- **Data for processing**:
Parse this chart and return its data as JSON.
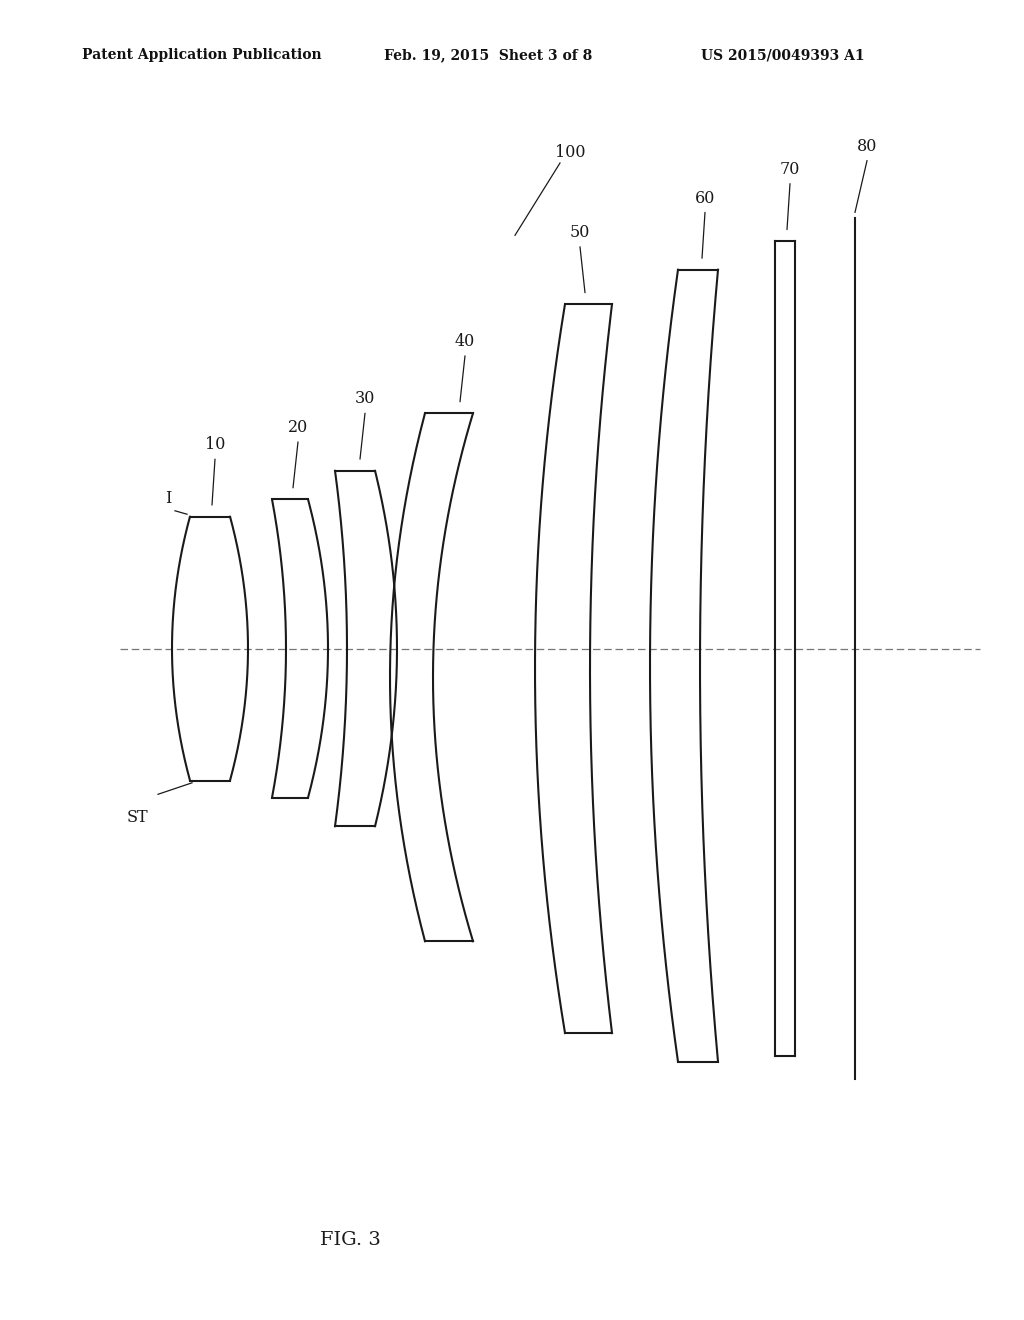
{
  "bg_color": "#ffffff",
  "title": "FIG. 3",
  "header_left": "Patent Application Publication",
  "header_mid": "Feb. 19, 2015  Sheet 3 of 8",
  "header_right": "US 2015/0049393 A1",
  "fig_label": "FIG. 3",
  "line_color": "#1a1a1a",
  "axis_color": "#666666",
  "label_color": "#1a1a1a",
  "label_fontsize": 11.5,
  "title_fontsize": 14,
  "lw": 1.5
}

- **What to do**: Return every line of the records exactly as given, pictures excluded.

- **Result**:
Parse this chart and return its data as JSON.
{
  "bg_color": "#ffffff",
  "title": "FIG. 3",
  "header_left": "Patent Application Publication",
  "header_mid": "Feb. 19, 2015  Sheet 3 of 8",
  "header_right": "US 2015/0049393 A1",
  "fig_label": "FIG. 3",
  "line_color": "#1a1a1a",
  "axis_color": "#666666",
  "label_color": "#1a1a1a",
  "label_fontsize": 11.5,
  "title_fontsize": 14,
  "lw": 1.5
}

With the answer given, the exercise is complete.